Source data -
— Begin —

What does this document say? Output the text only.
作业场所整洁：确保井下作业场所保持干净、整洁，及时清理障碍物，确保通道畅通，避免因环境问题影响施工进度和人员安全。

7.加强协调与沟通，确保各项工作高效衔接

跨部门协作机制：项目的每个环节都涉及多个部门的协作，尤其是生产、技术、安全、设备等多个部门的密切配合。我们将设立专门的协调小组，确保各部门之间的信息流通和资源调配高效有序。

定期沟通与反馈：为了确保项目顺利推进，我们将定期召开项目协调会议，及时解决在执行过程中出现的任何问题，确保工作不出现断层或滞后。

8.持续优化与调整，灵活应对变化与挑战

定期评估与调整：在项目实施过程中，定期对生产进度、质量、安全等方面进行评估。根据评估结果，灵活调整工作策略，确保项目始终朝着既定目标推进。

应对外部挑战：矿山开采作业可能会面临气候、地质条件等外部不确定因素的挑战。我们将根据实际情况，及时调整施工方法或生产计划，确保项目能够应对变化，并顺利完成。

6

— End —
— Begin —

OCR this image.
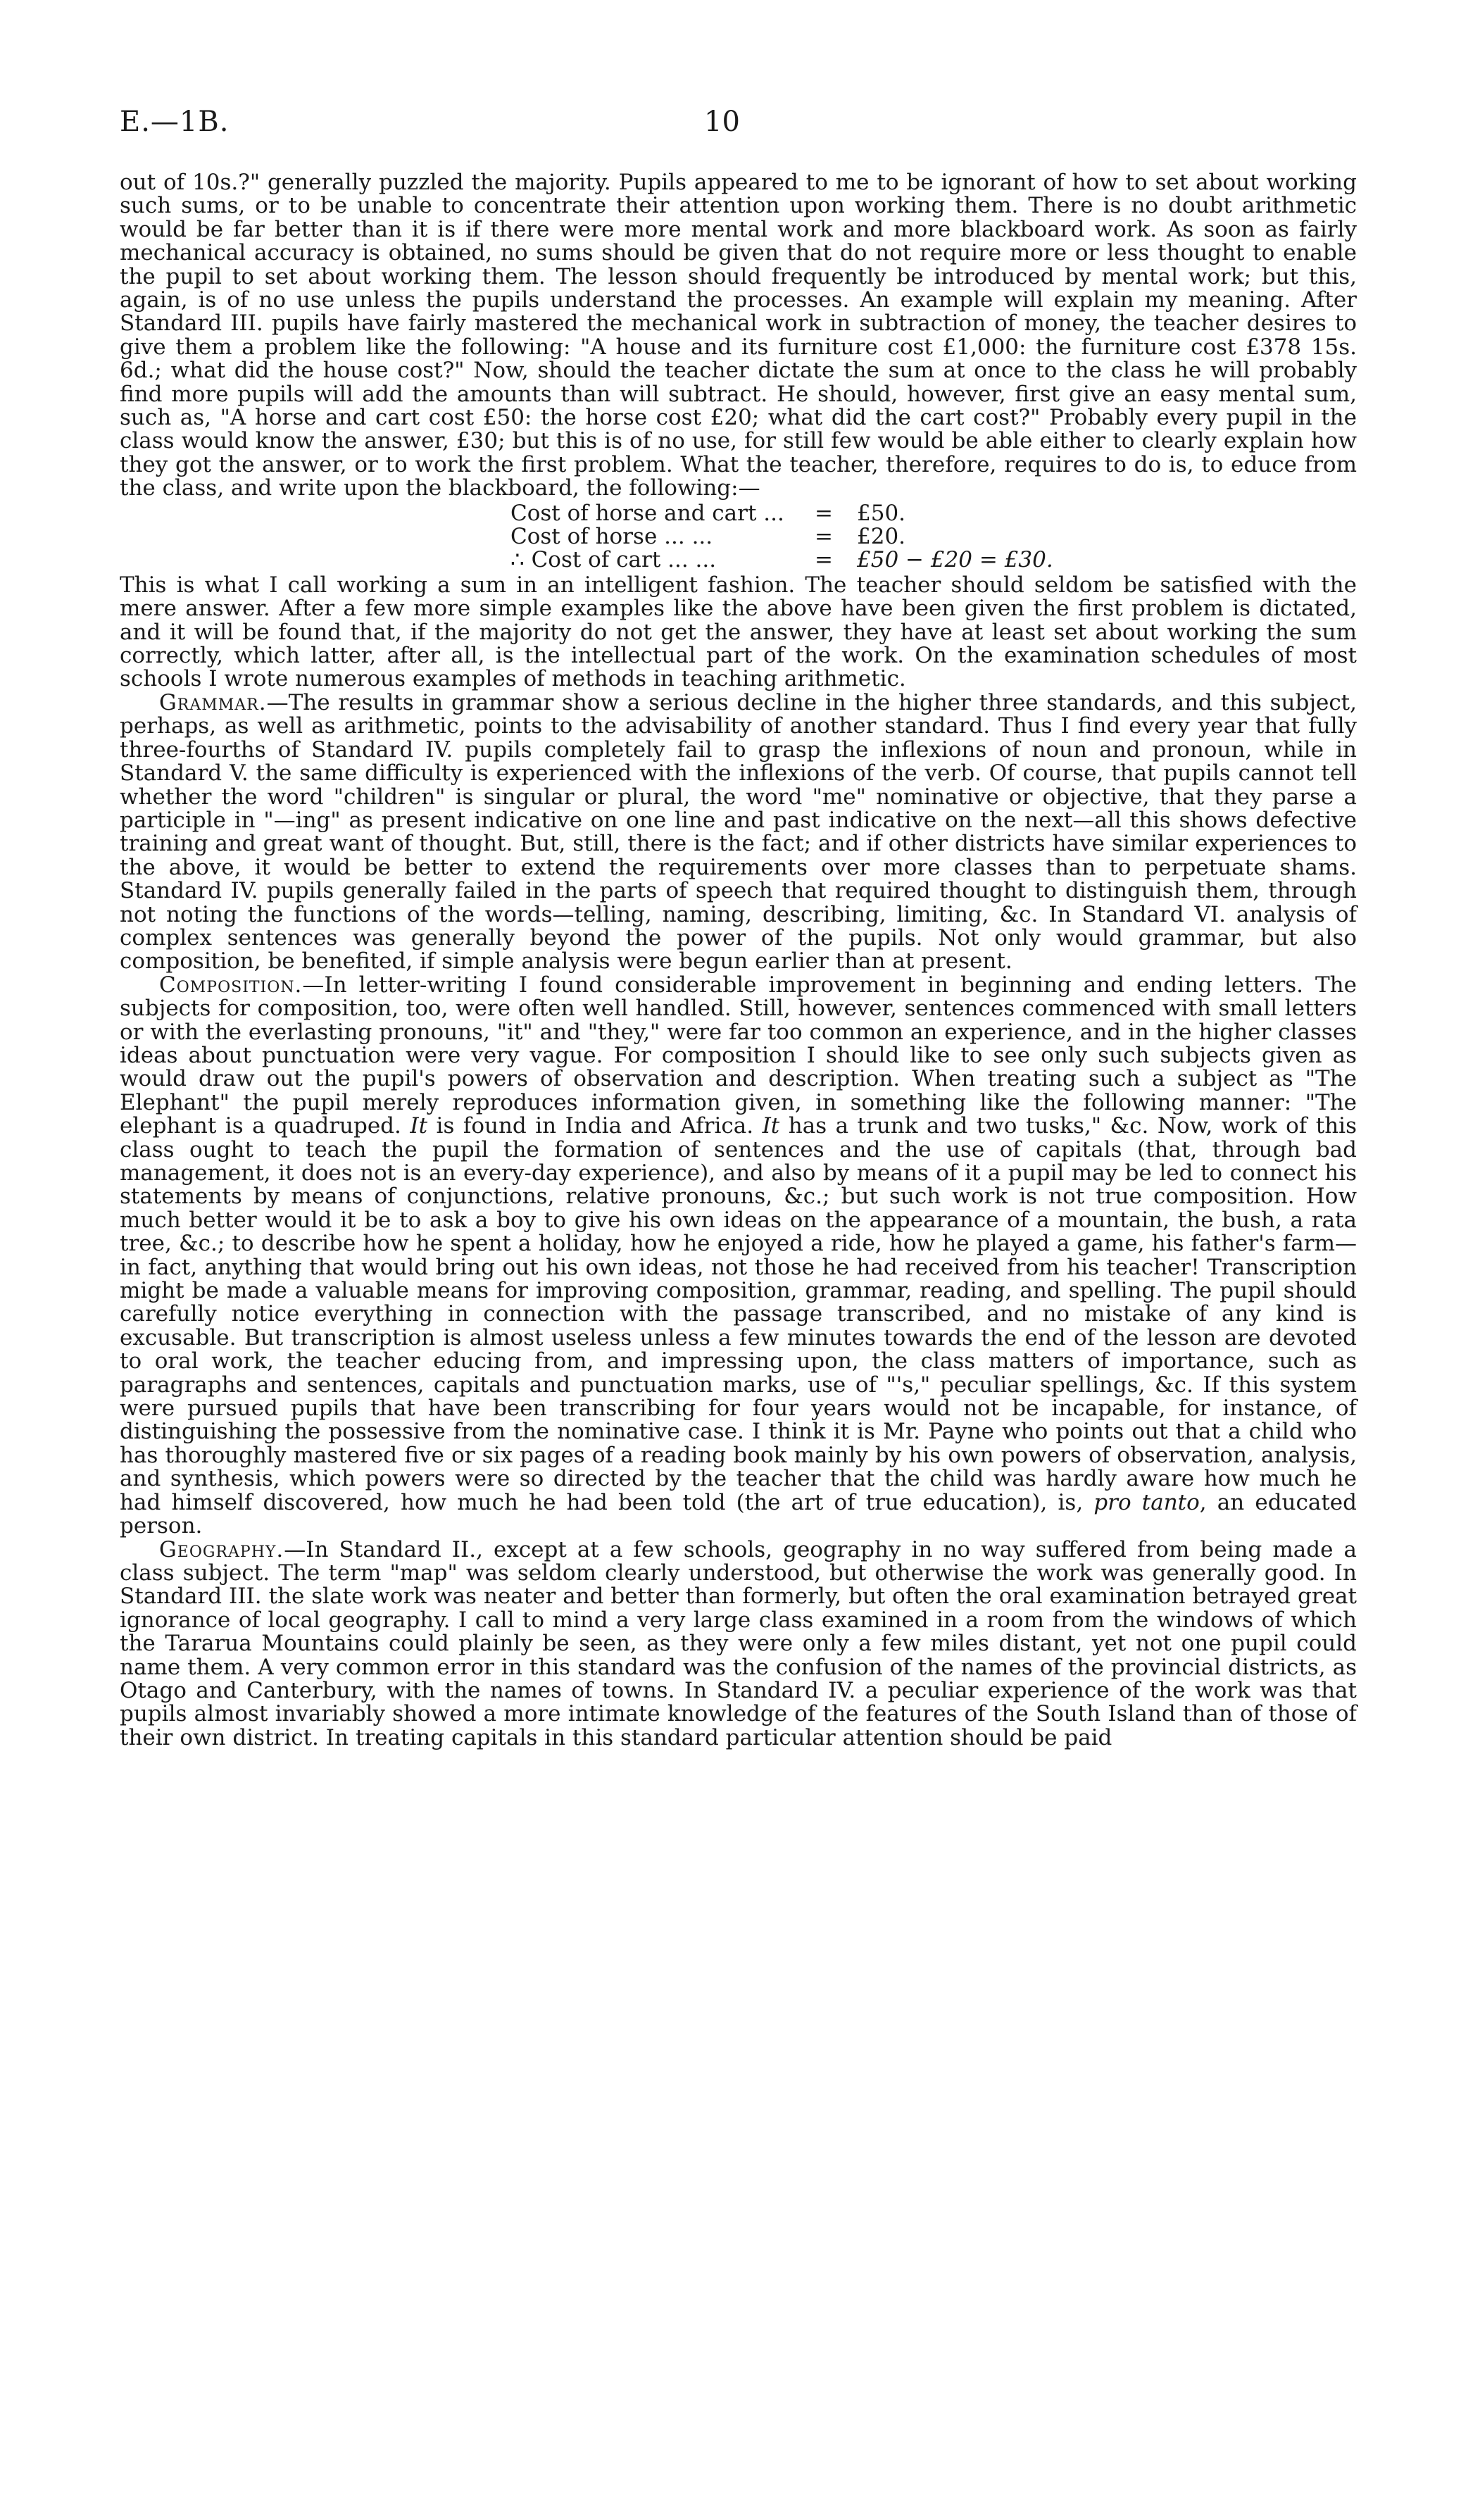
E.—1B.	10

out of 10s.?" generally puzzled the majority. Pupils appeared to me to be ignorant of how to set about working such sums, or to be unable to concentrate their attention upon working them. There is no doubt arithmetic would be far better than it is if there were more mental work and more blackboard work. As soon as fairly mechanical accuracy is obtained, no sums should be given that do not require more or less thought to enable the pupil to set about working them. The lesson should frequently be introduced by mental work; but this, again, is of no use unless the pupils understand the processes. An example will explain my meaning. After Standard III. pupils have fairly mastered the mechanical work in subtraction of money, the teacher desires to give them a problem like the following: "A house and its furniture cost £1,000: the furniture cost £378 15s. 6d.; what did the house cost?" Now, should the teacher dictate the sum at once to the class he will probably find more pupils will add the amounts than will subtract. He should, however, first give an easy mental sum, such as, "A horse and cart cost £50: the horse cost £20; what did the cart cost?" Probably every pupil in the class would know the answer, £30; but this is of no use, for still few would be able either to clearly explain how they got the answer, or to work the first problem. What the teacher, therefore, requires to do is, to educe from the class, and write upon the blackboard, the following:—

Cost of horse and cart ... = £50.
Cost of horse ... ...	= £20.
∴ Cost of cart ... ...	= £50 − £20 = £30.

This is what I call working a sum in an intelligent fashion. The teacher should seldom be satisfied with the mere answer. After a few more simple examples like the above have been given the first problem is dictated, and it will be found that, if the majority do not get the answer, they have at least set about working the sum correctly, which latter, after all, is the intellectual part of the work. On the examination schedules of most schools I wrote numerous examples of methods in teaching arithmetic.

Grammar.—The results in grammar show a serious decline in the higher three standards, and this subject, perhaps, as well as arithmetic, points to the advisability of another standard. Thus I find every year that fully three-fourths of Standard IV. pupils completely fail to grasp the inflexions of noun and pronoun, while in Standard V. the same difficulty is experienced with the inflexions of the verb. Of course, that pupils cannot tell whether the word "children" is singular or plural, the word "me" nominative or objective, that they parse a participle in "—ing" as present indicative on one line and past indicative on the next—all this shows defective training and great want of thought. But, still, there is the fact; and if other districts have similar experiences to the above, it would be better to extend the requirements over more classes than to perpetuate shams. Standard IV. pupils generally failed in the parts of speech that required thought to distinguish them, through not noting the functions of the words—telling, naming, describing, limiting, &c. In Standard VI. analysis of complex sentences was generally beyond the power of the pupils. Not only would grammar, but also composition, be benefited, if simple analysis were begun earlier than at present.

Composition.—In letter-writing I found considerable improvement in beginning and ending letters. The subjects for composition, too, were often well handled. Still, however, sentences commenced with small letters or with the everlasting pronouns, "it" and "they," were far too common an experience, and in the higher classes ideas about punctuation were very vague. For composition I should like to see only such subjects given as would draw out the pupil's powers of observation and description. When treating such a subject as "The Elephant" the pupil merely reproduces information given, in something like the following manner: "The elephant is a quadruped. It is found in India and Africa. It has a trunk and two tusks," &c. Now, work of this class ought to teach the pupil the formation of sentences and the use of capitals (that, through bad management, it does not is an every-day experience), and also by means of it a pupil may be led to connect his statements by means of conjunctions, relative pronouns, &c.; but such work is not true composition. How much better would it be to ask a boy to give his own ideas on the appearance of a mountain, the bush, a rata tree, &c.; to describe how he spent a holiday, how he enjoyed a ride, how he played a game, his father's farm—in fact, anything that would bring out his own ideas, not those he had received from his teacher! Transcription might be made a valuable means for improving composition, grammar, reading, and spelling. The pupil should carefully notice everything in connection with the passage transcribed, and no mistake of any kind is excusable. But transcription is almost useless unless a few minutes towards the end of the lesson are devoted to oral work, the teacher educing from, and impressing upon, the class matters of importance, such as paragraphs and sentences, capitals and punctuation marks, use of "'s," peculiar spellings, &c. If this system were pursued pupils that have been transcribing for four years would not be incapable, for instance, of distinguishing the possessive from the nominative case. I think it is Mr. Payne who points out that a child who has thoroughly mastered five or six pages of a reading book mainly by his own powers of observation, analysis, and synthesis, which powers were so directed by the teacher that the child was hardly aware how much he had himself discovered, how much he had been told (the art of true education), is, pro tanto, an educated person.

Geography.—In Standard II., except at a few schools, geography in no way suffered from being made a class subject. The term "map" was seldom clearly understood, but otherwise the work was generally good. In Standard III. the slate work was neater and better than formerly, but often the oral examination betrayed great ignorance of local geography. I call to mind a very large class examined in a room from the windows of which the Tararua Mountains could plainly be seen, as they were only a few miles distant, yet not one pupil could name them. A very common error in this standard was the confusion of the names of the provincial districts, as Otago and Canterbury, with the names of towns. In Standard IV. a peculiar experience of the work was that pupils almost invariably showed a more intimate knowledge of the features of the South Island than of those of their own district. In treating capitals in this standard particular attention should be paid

— End —

Which lines contain "problem"? Copy each of them out.

out of 10s.?" generally puzzled the majority. Pupils appeared to me to be ignorant of how to set about working such sums, or to be unable to concentrate their attention upon working them. There is no doubt arithmetic would be far better than it is if there were more mental work and more blackboard work. As soon as fairly mechanical accuracy is obtained, no sums should be given that do not require more or less thought to enable the pupil to set about working them. The lesson should frequently be introduced by mental work; but this, again, is of no use unless the pupils understand the processes. An example will explain my meaning. After Standard III. pupils have fairly mastered the mechanical work in subtraction of money, the teacher desires to give them a problem like the following: "A house and its furniture cost £1,000: the furniture cost £378 15s. 6d.; what did the house cost?" Now, should the teacher dictate the sum at once to the class he will probably find more pupils will add the amounts than will subtract. He should, however, first give an easy mental sum, such as, "A horse and cart cost £50: the horse cost £20; what did the cart cost?" Probably every pupil in the class would know the answer, £30; but this is of no use, for still few would be able either to clearly explain how they got the answer, or to work the first problem. What the teacher, therefore, requires to do is, to educe from the class, and write upon the blackboard, the following:—
This is what I call working a sum in an intelligent fashion. The teacher should seldom be satisfied with the mere answer. After a few more simple examples like the above have been given the first problem is dictated, and it will be found that, if the majority do not get the answer, they have at least set about working the sum correctly, which latter, after all, is the intellectual part of the work. On the examination schedules of most schools I wrote numerous examples of methods in teaching arithmetic.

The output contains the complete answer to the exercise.